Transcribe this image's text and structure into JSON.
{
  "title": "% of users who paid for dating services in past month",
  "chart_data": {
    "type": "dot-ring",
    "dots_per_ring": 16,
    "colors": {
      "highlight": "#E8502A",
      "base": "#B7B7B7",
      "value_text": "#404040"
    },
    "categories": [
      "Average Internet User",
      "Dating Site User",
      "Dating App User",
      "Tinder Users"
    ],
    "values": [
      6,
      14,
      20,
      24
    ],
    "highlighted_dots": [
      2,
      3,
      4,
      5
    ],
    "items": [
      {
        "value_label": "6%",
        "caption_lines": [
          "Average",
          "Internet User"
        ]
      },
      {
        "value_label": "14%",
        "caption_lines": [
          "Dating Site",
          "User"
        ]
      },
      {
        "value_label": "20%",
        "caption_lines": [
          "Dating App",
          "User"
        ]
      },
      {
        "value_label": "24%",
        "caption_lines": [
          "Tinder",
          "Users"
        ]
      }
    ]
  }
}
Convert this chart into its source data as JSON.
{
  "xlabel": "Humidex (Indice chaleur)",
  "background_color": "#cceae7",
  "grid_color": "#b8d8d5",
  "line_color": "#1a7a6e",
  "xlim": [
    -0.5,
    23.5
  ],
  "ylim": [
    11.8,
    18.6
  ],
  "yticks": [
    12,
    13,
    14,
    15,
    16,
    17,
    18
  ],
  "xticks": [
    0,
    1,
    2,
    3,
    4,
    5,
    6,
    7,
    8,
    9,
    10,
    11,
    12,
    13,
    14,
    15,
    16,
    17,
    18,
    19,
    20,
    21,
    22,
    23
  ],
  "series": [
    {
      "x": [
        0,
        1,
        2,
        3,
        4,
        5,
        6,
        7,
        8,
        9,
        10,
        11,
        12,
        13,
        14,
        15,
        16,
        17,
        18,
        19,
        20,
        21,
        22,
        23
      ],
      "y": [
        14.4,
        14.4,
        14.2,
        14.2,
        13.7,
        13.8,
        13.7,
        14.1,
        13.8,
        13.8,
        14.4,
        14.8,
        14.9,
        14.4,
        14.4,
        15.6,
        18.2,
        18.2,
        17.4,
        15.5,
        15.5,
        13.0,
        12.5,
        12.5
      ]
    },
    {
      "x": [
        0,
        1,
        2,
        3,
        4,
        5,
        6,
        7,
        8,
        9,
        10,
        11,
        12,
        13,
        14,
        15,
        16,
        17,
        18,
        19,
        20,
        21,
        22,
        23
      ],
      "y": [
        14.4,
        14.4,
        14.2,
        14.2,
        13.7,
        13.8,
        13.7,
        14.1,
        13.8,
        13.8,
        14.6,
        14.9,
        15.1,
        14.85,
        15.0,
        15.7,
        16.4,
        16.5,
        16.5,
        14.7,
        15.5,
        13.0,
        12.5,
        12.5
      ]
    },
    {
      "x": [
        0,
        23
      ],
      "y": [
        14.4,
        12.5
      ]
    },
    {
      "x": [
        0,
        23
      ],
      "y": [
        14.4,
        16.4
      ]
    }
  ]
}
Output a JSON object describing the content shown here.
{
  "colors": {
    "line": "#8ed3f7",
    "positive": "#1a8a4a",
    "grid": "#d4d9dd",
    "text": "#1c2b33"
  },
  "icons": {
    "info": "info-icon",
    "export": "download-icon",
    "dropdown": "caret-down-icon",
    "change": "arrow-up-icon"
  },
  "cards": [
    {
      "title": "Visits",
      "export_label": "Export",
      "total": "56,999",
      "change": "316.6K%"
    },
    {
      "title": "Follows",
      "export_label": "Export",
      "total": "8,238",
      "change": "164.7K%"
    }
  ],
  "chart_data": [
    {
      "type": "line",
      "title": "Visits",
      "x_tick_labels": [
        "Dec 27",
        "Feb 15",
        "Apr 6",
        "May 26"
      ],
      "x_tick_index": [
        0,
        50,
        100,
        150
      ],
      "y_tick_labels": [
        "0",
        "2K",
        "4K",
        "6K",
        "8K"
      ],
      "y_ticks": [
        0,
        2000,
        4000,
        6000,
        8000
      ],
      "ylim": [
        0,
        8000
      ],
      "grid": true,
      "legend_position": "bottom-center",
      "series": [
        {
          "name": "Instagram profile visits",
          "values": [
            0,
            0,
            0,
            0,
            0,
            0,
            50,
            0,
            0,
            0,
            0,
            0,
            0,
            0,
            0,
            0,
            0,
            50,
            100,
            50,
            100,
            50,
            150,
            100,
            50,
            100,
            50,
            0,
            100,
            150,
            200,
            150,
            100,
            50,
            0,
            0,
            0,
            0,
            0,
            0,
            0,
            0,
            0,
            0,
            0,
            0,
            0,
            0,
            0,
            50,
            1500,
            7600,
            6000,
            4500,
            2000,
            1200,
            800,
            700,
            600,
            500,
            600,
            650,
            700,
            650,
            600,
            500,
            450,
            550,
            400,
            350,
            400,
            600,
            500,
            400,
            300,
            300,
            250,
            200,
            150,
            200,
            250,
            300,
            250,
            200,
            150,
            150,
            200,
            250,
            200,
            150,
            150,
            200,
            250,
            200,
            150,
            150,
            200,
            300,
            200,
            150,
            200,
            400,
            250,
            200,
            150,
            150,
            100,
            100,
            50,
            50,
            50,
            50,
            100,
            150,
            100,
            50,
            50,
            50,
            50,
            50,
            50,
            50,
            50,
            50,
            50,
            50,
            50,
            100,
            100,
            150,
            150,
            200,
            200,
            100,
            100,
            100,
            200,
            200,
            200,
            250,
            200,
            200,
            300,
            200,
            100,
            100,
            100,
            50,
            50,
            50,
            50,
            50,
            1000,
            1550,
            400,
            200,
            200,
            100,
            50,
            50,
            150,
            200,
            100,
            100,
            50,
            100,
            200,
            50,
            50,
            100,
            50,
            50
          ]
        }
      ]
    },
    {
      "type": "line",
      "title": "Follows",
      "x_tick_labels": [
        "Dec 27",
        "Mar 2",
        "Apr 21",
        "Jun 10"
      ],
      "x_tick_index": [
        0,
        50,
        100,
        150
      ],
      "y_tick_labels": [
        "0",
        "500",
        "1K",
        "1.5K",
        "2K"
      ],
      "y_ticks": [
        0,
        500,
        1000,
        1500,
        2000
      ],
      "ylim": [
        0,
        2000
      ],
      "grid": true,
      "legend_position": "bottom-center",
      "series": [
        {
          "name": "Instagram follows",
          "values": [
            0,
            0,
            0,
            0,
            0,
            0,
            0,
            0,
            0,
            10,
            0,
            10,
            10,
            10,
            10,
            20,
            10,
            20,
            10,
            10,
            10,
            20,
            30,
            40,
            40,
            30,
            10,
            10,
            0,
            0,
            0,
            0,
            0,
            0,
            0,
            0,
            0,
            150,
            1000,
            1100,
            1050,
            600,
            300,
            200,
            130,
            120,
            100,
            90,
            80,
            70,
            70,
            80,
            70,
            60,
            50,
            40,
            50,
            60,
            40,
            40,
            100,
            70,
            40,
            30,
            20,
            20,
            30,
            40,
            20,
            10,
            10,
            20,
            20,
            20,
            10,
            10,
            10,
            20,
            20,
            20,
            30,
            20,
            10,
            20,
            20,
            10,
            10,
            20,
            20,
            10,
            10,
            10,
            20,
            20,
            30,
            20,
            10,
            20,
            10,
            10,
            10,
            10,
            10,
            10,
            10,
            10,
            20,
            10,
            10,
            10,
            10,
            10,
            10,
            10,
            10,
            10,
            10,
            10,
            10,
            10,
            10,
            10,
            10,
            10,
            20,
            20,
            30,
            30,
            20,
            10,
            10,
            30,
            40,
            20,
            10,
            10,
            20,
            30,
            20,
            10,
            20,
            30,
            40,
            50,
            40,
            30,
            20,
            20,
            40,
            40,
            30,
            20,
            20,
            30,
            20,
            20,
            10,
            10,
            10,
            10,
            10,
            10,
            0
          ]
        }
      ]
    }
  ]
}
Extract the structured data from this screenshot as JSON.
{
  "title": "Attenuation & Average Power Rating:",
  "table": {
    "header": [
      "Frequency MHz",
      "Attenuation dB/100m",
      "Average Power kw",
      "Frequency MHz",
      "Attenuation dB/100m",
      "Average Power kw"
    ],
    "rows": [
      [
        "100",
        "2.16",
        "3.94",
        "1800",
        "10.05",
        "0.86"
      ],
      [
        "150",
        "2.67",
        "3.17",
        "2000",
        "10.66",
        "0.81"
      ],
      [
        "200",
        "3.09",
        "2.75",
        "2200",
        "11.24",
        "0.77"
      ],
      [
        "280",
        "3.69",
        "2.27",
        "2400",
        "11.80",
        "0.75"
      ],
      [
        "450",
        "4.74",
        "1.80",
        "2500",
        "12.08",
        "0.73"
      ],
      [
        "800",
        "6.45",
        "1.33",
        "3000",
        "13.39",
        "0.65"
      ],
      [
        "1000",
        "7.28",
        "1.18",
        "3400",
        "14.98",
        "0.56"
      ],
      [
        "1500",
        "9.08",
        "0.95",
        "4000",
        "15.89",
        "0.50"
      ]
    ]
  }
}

━━━━━━━━━━━━━━━━━━━━━━━━━━━━━━

What to do :: Filter for "Internet". Return all lines that hold it.

Written solution ::
      "Average Internet User",
          "Internet User"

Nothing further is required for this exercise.